• **Exercise instructions**: Identify every line in the records below that contains the word "type", and reproduce each one.
— START OF Working data —
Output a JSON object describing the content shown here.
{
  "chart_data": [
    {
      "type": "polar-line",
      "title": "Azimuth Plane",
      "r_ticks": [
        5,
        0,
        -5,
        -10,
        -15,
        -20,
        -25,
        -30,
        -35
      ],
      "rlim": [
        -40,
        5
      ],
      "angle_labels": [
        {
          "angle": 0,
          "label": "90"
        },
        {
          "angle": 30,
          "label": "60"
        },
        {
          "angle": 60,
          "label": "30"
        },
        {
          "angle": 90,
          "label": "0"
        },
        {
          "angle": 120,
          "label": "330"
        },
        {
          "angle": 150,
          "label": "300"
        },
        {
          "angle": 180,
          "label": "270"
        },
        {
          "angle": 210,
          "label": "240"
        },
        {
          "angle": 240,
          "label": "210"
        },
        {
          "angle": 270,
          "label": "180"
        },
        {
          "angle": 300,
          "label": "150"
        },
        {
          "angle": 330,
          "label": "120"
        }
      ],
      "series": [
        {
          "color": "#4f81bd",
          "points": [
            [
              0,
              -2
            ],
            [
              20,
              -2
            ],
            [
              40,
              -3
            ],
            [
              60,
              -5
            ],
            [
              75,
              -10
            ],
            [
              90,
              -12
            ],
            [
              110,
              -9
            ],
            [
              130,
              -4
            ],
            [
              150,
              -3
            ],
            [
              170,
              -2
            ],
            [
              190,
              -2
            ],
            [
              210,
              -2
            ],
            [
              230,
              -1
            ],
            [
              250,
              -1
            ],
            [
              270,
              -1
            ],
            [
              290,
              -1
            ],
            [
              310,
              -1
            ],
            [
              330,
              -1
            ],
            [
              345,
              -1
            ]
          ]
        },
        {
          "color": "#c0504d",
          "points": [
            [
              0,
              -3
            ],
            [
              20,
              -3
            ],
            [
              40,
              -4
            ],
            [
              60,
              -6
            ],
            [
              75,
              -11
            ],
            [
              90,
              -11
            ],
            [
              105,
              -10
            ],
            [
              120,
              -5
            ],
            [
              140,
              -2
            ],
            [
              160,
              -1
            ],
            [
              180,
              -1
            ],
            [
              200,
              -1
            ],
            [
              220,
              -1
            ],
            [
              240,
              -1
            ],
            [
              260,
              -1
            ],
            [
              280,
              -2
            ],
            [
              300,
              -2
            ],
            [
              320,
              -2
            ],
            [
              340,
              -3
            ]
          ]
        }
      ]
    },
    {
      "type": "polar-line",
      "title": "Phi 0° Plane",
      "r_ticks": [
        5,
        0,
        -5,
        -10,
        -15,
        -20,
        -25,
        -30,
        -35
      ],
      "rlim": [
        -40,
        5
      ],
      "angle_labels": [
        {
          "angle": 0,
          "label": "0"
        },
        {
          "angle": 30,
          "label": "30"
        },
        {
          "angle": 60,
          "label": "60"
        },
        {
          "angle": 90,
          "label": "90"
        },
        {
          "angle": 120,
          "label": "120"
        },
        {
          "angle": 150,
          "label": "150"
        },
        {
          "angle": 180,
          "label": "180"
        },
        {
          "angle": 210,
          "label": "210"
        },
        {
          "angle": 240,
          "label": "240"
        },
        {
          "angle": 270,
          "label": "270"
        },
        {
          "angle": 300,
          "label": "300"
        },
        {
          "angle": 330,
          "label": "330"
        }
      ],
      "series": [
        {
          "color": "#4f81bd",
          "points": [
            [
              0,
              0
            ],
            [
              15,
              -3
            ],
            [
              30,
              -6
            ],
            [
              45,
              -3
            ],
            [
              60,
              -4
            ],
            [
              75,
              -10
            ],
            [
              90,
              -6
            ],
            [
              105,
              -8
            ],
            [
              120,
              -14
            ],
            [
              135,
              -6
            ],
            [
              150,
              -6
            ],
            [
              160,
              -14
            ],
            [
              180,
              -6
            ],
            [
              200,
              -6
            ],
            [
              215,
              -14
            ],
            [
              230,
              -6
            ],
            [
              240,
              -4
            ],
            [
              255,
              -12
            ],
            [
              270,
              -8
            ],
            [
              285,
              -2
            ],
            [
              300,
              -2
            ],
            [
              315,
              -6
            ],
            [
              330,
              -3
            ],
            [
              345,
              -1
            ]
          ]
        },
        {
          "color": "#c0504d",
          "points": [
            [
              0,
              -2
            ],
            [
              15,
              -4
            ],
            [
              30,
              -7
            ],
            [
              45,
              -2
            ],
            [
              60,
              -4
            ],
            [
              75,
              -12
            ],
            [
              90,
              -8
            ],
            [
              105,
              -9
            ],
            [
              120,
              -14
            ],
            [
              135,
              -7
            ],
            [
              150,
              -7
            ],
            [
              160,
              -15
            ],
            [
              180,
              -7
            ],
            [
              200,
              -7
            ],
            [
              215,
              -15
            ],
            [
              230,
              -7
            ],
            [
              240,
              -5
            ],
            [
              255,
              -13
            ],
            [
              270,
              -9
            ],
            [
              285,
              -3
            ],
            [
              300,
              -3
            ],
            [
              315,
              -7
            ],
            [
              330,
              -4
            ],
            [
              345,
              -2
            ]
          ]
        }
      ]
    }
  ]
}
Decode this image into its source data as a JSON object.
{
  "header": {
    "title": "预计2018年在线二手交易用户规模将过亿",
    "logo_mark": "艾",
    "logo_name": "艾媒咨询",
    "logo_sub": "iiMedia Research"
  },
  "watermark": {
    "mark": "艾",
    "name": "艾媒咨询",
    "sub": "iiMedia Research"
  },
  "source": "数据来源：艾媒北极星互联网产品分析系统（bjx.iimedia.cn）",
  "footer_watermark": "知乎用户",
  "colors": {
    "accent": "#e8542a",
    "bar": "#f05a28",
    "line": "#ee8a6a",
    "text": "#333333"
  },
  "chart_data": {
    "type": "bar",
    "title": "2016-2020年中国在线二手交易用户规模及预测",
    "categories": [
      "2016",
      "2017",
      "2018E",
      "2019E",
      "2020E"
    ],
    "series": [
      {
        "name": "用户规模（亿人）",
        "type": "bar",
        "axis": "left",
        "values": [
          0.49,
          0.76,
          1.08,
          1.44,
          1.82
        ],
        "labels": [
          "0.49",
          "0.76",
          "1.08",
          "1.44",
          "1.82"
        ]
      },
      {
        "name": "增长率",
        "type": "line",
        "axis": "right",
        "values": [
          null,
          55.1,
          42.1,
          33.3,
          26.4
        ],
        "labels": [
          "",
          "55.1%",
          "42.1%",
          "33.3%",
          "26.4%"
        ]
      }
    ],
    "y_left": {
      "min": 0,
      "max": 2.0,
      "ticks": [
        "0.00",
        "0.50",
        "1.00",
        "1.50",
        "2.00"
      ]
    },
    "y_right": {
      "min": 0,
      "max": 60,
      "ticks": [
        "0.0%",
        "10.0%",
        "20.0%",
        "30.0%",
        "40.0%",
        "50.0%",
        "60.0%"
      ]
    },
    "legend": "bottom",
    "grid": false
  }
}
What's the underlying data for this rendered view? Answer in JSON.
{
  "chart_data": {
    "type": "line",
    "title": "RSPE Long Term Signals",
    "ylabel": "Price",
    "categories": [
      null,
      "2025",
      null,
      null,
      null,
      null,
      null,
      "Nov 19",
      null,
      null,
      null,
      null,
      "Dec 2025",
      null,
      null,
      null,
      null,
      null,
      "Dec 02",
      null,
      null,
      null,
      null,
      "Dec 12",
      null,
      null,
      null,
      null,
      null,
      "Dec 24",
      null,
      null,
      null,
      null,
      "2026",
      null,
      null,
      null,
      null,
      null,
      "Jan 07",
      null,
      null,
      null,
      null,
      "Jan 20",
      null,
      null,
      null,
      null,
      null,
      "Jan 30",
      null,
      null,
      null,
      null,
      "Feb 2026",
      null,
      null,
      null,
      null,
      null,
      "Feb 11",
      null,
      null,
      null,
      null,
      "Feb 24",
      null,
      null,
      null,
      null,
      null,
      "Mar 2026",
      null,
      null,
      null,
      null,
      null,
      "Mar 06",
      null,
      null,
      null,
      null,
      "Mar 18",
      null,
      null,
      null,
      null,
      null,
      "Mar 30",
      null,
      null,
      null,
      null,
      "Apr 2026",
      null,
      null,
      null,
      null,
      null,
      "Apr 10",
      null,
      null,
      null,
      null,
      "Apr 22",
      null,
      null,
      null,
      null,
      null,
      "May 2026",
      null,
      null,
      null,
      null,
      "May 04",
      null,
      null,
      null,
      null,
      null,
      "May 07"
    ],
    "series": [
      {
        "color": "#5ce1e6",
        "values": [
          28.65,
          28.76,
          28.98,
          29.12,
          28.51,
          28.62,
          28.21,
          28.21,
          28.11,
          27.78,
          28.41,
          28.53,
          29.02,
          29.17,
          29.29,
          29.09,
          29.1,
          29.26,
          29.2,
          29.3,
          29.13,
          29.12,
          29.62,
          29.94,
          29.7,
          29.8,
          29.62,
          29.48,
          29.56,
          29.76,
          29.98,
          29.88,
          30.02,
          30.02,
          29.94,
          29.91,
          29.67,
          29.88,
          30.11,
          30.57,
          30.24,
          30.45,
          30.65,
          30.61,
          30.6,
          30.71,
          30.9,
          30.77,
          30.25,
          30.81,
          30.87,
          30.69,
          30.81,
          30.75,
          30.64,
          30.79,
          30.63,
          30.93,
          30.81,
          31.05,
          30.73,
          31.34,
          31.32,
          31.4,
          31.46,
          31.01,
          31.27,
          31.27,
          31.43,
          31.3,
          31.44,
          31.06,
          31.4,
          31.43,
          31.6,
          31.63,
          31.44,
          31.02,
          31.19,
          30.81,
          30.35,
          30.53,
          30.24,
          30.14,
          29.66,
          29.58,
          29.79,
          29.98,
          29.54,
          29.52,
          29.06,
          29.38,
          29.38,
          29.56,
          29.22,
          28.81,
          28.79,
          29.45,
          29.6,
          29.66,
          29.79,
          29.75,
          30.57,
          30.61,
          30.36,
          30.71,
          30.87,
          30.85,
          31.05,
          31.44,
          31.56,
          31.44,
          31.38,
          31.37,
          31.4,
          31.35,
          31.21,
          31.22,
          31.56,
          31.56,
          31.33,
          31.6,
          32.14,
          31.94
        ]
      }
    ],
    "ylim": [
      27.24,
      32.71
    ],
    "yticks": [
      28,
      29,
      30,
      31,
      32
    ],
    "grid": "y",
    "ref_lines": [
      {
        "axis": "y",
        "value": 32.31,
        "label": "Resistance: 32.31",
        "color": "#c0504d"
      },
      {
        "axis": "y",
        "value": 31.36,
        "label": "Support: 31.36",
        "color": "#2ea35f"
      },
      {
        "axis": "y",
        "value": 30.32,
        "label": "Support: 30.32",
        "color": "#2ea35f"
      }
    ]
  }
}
— END OF Working data —
• **Full response**:
      "type": "polar-line",
      "type": "polar-line",
    "type": "bar",
        "type": "bar",
        "type": "line",
    "type": "line",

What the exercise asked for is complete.